** begin AVAILABLE DATA **
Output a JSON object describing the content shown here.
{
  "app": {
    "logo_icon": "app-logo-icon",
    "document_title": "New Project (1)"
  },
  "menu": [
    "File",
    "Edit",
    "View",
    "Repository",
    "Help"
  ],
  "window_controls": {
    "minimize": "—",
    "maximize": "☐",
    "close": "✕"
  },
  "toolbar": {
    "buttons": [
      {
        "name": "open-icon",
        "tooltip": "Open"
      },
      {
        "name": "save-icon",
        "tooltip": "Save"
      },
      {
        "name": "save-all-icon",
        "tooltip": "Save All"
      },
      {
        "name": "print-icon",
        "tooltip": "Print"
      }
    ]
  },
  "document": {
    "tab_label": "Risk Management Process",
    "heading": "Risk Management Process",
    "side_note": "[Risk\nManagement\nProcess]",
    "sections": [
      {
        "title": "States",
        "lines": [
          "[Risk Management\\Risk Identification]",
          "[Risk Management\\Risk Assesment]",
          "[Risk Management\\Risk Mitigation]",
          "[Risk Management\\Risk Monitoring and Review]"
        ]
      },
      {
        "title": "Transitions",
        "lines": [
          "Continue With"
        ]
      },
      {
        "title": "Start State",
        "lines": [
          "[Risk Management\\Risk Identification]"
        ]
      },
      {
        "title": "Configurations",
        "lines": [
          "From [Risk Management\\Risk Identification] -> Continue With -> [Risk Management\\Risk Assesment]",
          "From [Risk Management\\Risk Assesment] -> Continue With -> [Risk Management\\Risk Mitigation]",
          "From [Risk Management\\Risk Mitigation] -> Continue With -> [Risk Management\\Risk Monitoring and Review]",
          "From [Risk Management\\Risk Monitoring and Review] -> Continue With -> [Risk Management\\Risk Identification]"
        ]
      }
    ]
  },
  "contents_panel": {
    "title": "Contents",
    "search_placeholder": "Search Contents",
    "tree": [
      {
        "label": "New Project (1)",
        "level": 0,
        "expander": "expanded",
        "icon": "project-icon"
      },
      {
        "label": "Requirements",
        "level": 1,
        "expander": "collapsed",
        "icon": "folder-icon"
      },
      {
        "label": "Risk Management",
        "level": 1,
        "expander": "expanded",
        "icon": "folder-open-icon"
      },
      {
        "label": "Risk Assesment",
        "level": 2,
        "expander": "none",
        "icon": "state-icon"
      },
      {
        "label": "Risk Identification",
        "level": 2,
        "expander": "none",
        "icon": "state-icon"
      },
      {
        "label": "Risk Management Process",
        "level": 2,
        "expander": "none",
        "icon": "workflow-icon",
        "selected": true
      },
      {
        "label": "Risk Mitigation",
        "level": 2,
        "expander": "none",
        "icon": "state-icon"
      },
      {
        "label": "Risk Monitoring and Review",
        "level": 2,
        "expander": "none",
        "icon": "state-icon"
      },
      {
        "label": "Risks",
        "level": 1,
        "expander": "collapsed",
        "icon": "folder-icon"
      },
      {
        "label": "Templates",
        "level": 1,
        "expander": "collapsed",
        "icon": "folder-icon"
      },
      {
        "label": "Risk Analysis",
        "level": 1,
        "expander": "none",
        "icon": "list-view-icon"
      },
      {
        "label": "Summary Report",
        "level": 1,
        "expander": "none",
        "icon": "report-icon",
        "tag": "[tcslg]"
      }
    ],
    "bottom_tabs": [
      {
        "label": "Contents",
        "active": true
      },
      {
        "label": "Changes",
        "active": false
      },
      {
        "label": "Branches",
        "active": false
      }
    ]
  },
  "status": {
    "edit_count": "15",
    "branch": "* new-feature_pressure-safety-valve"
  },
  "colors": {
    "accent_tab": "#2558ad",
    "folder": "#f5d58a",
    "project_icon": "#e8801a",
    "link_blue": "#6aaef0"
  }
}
** end AVAILABLE DATA **
* [INSTRUCTIONS FOR THE TASK]: Every entry must be retyped in full, exactly as given.

* [REPLY]:
Output a JSON object describing the content shown here.
{
  "app": {
    "logo_icon": "app-logo-icon",
    "document_title": "New Project (1)"
  },
  "menu": [
    "File",
    "Edit",
    "View",
    "Repository",
    "Help"
  ],
  "window_controls": {
    "minimize": "—",
    "maximize": "☐",
    "close": "✕"
  },
  "toolbar": {
    "buttons": [
      {
        "name": "open-icon",
        "tooltip": "Open"
      },
      {
        "name": "save-icon",
        "tooltip": "Save"
      },
      {
        "name": "save-all-icon",
        "tooltip": "Save All"
      },
      {
        "name": "print-icon",
        "tooltip": "Print"
      }
    ]
  },
  "document": {
    "tab_label": "Risk Management Process",
    "heading": "Risk Management Process",
    "side_note": "[Risk\nManagement\nProcess]",
    "sections": [
      {
        "title": "States",
        "lines": [
          "[Risk Management\\Risk Identification]",
          "[Risk Management\\Risk Assesment]",
          "[Risk Management\\Risk Mitigation]",
          "[Risk Management\\Risk Monitoring and Review]"
        ]
      },
      {
        "title": "Transitions",
        "lines": [
          "Continue With"
        ]
      },
      {
        "title": "Start State",
        "lines": [
          "[Risk Management\\Risk Identification]"
        ]
      },
      {
        "title": "Configurations",
        "lines": [
          "From [Risk Management\\Risk Identification] -> Continue With -> [Risk Management\\Risk Assesment]",
          "From [Risk Management\\Risk Assesment] -> Continue With -> [Risk Management\\Risk Mitigation]",
          "From [Risk Management\\Risk Mitigation] -> Continue With -> [Risk Management\\Risk Monitoring and Review]",
          "From [Risk Management\\Risk Monitoring and Review] -> Continue With -> [Risk Management\\Risk Identification]"
        ]
      }
    ]
  },
  "contents_panel": {
    "title": "Contents",
    "search_placeholder": "Search Contents",
    "tree": [
      {
        "label": "New Project (1)",
        "level": 0,
        "expander": "expanded",
        "icon": "project-icon"
      },
      {
        "label": "Requirements",
        "level": 1,
        "expander": "collapsed",
        "icon": "folder-icon"
      },
      {
        "label": "Risk Management",
        "level": 1,
        "expander": "expanded",
        "icon": "folder-open-icon"
      },
      {
        "label": "Risk Assesment",
        "level": 2,
        "expander": "none",
        "icon": "state-icon"
      },
      {
        "label": "Risk Identification",
        "level": 2,
        "expander": "none",
        "icon": "state-icon"
      },
      {
        "label": "Risk Management Process",
        "level": 2,
        "expander": "none",
        "icon": "workflow-icon",
        "selected": true
      },
      {
        "label": "Risk Mitigation",
        "level": 2,
        "expander": "none",
        "icon": "state-icon"
      },
      {
        "label": "Risk Monitoring and Review",
        "level": 2,
        "expander": "none",
        "icon": "state-icon"
      },
      {
        "label": "Risks",
        "level": 1,
        "expander": "collapsed",
        "icon": "folder-icon"
      },
      {
        "label": "Templates",
        "level": 1,
        "expander": "collapsed",
        "icon": "folder-icon"
      },
      {
        "label": "Risk Analysis",
        "level": 1,
        "expander": "none",
        "icon": "list-view-icon"
      },
      {
        "label": "Summary Report",
        "level": 1,
        "expander": "none",
        "icon": "report-icon",
        "tag": "[tcslg]"
      }
    ],
    "bottom_tabs": [
      {
        "label": "Contents",
        "active": true
      },
      {
        "label": "Changes",
        "active": false
      },
      {
        "label": "Branches",
        "active": false
      }
    ]
  },
  "status": {
    "edit_count": "15",
    "branch": "* new-feature_pressure-safety-valve"
  },
  "colors": {
    "accent_tab": "#2558ad",
    "folder": "#f5d58a",
    "project_icon": "#e8801a",
    "link_blue": "#6aaef0"
  }
}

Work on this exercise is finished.